▶ _Excerpted passage_:
• • • •
As you said Marz, there is no "loop / force update" possibility here. As I read after posting my message browsers will force set frame rates and CPU use anyway, so I can see why this will never happen. I was amazed that IE allows for 100fps while Firefox halves that.

hatu - It's not about updating the game 100 times a second (I'm using a delta timer to base my game timings on), it was about trying to make the delta timer as accurate as possible! The faster my loop ran, the more accurate my timings would be. But I think I've read enough spread across various blogs and forums to appreciate Flash just doesn't work like that, so time to leave old-skool game coder habits behind and embrace the enter_frame.

Marz
January 17th, 2008, 01:31 PM
so time to leave old-skool game coder habits behind and embrace the enter_frame.

Ain't THAT the truth! *lol*

tarwin
January 17th, 2008, 07:20 PM
Using ticks of "33ms/33ms/34ms" won't actually get you exactly 30 ticks per second anyway, as Flash (even AS3) only does these ticks on the closest frame to your ms anyway. Putting the framerate to 120, then using 30tps timer, and animating all your frames by code could make this closer. The other problem is that Flash's timer incrementally goes out of time. So say you're first tick is at 35ms, your second will try and be 33ms after (min 33, but probably more) so might be at 70ms. This means by your 3rd tick it's probably already at 103ms -> 110ms depending on how your machine is running.

Flash runs really badly in Firefox 2. This extreme throttling problem has been fixed in FF3 beta and hopefully will be fine in the final. It is also throttled slightly by IE 6 / 7, not at all by Safari (PC at least) and in most cases not by Opera either (although I think if Opera things the Flash is advertisement sized it throttles the crap out of it - so Flash menus are a problem).

tarwin
January 17th, 2008, 07:21 PM
Oh here's something - sorry for multiple reply.

It can be good to rely on ENTER_FRAME events for specific things such as parallaxing backgrounds as you want these to move (not not move) every update frame.

robotz
January 17th, 2008, 09:13 PM
Hi Tarwin - thanks for the input. Since posting I have been playing more and more with this, and am finally happy I've got a solution that works. I was initially happy at setting the frame rate to 120 and counting the ticks + updating myself, but this was so inconsistent (even with timer checks to make the ticks catch-up) that I simplified it and use a simple timer check now, with the movement increments calculated off the time differences. At 10 fps it's choppy but works, at 30 fps it's perfect.
• • • •
▶ _Extracted information_:

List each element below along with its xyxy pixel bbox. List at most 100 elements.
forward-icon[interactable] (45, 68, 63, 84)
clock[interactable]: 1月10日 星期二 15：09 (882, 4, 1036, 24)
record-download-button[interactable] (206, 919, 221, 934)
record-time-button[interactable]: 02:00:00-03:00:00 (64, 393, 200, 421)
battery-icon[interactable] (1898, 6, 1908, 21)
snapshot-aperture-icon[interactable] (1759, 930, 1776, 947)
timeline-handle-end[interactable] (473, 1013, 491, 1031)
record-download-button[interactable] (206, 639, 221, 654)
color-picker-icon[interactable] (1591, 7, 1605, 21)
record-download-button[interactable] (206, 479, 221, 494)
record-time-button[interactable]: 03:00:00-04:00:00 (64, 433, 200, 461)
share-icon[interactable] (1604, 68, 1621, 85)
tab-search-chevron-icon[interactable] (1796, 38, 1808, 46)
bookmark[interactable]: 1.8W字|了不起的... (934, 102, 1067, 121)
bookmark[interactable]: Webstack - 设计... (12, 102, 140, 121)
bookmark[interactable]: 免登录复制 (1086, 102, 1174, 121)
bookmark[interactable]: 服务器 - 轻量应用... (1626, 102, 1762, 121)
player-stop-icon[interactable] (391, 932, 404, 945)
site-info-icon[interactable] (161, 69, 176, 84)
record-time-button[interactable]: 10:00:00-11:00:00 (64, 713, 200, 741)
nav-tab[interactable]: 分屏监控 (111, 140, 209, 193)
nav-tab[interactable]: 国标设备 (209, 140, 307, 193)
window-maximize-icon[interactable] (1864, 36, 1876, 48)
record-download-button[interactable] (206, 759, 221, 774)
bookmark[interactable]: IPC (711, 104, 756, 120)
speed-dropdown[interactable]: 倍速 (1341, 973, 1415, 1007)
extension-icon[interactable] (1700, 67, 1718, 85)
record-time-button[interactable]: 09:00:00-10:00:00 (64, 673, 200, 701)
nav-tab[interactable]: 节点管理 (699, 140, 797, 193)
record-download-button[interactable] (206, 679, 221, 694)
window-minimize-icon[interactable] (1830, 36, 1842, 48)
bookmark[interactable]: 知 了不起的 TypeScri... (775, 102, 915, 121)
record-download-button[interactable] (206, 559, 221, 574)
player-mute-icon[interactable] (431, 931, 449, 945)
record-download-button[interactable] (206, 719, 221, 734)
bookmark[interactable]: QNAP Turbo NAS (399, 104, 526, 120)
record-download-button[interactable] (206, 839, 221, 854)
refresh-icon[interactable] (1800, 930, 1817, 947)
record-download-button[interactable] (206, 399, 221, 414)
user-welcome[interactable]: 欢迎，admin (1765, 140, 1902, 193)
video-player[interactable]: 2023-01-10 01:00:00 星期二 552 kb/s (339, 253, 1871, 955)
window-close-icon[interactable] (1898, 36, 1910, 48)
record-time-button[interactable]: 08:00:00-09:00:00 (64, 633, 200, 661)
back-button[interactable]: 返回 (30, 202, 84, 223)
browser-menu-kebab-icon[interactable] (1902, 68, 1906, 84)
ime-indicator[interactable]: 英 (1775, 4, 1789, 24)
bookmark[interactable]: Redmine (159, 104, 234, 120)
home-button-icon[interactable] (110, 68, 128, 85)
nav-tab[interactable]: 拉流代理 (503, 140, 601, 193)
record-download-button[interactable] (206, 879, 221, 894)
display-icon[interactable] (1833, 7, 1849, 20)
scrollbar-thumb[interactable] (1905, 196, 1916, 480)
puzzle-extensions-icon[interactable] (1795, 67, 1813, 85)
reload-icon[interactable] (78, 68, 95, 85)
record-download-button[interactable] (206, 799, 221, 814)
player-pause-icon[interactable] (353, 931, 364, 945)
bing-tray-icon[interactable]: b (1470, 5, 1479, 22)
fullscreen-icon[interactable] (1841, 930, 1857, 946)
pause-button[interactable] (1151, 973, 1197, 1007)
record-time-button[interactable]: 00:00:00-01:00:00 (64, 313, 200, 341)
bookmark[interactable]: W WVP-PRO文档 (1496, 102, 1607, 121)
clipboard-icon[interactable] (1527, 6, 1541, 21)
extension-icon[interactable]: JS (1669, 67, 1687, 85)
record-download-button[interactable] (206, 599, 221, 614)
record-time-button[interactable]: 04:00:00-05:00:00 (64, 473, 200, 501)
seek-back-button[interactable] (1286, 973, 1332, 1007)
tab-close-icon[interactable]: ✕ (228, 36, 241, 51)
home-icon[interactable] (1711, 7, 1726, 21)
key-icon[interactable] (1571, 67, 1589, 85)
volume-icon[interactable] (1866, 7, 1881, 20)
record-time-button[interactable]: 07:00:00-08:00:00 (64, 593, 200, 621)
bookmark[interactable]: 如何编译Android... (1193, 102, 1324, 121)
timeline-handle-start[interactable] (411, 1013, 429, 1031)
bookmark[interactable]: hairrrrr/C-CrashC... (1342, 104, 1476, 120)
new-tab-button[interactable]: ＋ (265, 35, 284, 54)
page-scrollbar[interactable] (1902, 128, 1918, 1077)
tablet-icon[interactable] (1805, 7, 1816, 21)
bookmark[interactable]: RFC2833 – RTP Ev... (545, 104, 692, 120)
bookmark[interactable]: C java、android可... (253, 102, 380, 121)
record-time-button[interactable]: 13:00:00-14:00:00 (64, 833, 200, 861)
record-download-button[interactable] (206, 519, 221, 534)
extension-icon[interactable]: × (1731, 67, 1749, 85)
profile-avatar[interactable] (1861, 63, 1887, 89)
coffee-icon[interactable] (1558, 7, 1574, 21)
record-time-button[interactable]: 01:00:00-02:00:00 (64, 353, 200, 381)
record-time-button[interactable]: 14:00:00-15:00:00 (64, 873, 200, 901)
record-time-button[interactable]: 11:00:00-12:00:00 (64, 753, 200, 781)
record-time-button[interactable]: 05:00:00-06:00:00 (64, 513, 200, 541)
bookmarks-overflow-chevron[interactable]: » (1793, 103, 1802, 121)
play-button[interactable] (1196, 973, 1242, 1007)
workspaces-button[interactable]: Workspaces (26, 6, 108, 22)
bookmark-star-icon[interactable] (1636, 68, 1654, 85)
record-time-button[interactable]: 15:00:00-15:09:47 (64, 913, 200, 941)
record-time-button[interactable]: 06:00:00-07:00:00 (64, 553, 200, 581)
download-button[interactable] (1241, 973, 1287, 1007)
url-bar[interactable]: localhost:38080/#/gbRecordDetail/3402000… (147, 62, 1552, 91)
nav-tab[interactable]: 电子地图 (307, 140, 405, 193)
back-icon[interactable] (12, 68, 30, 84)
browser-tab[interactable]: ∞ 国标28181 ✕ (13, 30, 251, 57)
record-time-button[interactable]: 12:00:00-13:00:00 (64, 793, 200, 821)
• • • •
▶ _Instructions_:
**1)** According to tarwin's post in the forum thread on Flash game timing, in which browser version has the extreme throttling problem of Firefox 2 been fixed?
**2)** Write the next part of the forum thread on Flash game timing, starting after its final post.

▶ _Responses_:
**1)** The Firefox 3 beta.

**2)**
Do you have any idea how many events you can start firing off before it begins to drag Flash down? Also am I right in thinking you can only attach an enter frame event to a movieclip? (I was trying to avoid using MCs if I could).

tarwin
January 17th, 2008, 09:21 PM
Yeah I'm not sure if Sprite can have an ENTER_FRAME event. Or is sent one automatically I should say.

You could use Sprite as long as it extends EvenDispatcher (I think it does - docs will tell you) and then just add your own even listener to it.

neodeltai
February 4th, 2008, 02:24 PM
Yeah I'm not sure if Sprite can have an ENTER_FRAME event. Or is sent one automatically I should say.

What I've been doing is this:

- Set the frameRate to 1000.

- A Clock class listens for the stage's ENTER_FRAME event. In the listener, calculate the time since the last frame. Store that time in a public variable, like seconds:Number.

- The game's Engine listens for the stage's ENTER_FRAME event (make sure the Clock listens first!). In the listener, call an update(seconds:Number) function for anything that has time-based calculations to do (like animation, physics, etc.)

It's more-or-less worked for me, but I'm almost positive it's not the most efficient. If anyone else has a better system, I'd love to hear it. What do most flash games use to achieve stable animation?